Task instructions
Search the records for "Glad". Copy every line where it appears.

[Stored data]
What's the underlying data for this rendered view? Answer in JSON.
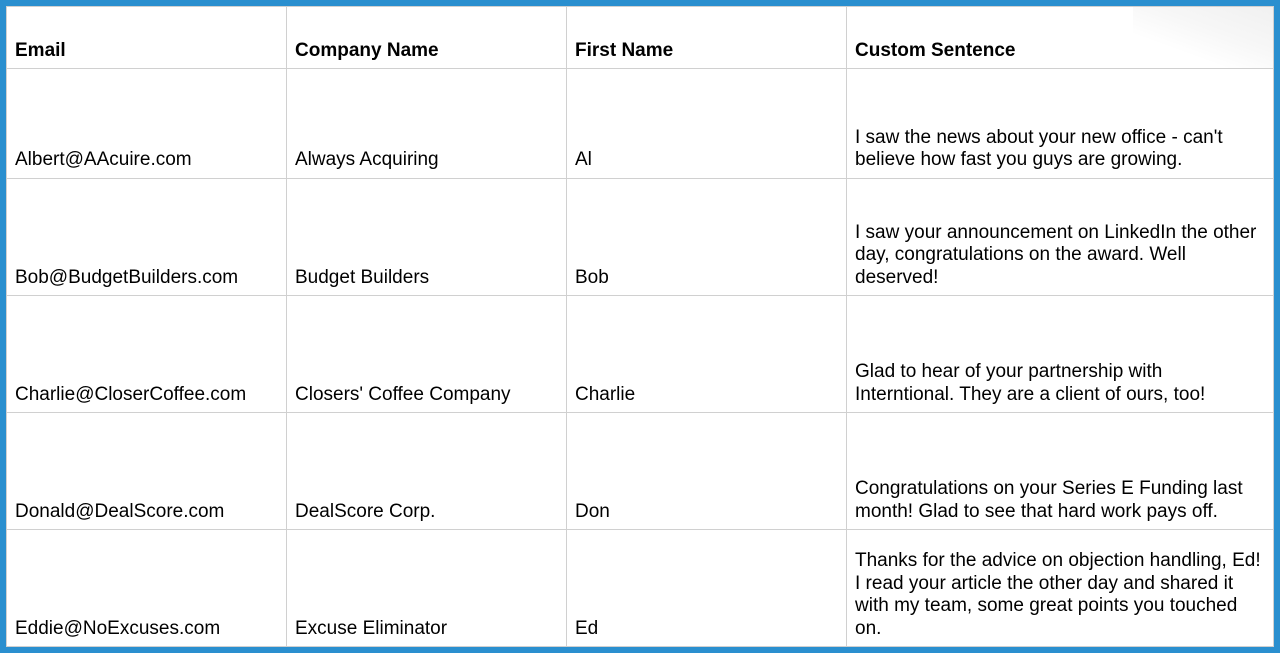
{
  "headers": {
    "email": "Email",
    "company": "Company Name",
    "first": "First Name",
    "custom": "Custom Sentence"
  },
  "rows": [
    {
      "email": "Albert@AAcuire.com",
      "company": "Always Acquiring",
      "first": "Al",
      "custom": "I saw the news about your new office - can't believe how fast you guys are growing."
    },
    {
      "email": "Bob@BudgetBuilders.com",
      "company": "Budget Builders",
      "first": "Bob",
      "custom": "I saw your announcement on LinkedIn the other day, congratulations on the award. Well deserved!"
    },
    {
      "email": "Charlie@CloserCoffee.com",
      "company": "Closers' Coffee Company",
      "first": "Charlie",
      "custom": "Glad to hear of your partnership with Interntional. They are a client of ours, too!"
    },
    {
      "email": "Donald@DealScore.com",
      "company": "DealScore Corp.",
      "first": "Don",
      "custom": "Congratulations on your Series E Funding last month! Glad to see that hard work pays off."
    },
    {
      "email": "Eddie@NoExcuses.com",
      "company": "Excuse Eliminator",
      "first": "Ed",
      "custom": "Thanks for the advice on objection handling, Ed! I read your article the other day and shared it with my team, some great points you touched on."
    }
  ]
}
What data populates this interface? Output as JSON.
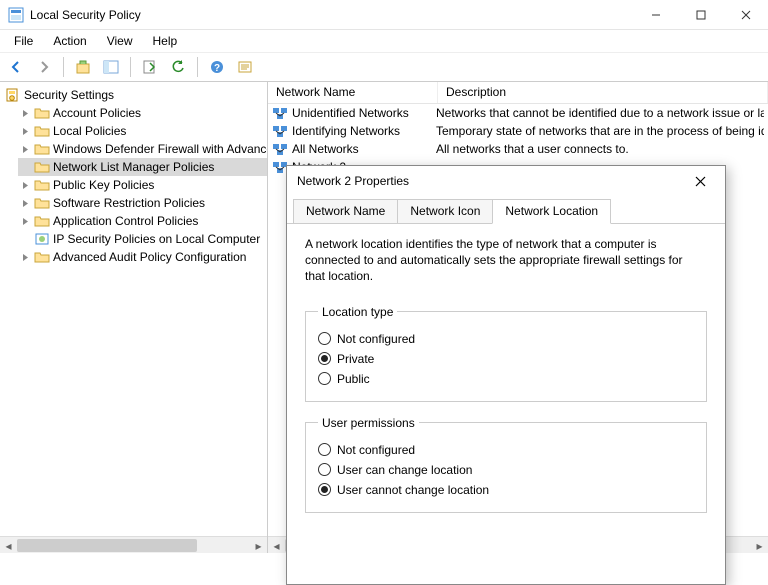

Task output
      "custom": "Glad to hear of your partnership with Interntional. They are a client of ours, too!"
      "custom": "Congratulations on your Series E Funding last month! Glad to see that hard work pays off."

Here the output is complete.